-- Stored rows --
________________
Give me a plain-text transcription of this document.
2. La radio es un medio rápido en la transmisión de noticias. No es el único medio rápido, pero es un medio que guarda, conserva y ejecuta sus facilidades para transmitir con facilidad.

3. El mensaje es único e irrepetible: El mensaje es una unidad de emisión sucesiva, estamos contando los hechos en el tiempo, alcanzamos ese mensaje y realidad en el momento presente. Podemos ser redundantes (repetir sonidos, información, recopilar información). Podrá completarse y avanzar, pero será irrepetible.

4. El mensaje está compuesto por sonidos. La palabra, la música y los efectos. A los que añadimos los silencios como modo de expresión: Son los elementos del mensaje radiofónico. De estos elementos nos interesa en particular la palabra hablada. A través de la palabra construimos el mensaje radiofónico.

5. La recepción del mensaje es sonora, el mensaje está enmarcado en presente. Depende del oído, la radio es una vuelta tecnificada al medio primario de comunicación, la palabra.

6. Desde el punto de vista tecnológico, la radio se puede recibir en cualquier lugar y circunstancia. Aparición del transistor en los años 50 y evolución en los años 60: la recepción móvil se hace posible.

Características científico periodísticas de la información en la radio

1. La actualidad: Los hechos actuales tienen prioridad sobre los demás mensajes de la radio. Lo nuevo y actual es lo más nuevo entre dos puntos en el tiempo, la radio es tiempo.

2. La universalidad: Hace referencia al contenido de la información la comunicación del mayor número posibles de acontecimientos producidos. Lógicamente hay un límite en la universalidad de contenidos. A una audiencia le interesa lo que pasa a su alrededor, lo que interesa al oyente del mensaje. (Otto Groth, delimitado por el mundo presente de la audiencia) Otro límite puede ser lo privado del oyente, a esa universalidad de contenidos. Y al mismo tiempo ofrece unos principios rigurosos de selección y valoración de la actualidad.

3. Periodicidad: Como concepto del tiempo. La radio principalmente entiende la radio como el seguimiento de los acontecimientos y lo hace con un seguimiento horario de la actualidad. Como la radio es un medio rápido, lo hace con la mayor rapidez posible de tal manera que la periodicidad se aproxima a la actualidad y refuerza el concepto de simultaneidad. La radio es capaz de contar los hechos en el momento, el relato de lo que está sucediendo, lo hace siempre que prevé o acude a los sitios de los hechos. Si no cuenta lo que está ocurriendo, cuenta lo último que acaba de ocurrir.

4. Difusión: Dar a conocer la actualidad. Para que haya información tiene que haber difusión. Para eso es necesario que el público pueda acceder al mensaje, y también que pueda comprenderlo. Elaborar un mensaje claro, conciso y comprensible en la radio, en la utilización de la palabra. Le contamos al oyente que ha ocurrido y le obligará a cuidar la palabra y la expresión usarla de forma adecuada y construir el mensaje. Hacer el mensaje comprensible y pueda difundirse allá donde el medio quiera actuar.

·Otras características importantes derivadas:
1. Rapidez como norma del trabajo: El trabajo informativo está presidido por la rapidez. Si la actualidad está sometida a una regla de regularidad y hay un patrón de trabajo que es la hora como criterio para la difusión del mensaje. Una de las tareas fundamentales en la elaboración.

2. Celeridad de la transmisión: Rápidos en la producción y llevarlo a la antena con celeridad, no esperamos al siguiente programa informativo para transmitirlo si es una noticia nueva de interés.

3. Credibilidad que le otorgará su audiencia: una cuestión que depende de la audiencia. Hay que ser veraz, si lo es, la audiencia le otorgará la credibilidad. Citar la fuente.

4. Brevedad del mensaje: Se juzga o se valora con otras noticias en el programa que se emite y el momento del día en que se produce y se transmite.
________________
-- Aim --
Some lines of the data may hold the word "noticias". Say how many do, with nothing else.

-- Solution to this task --
2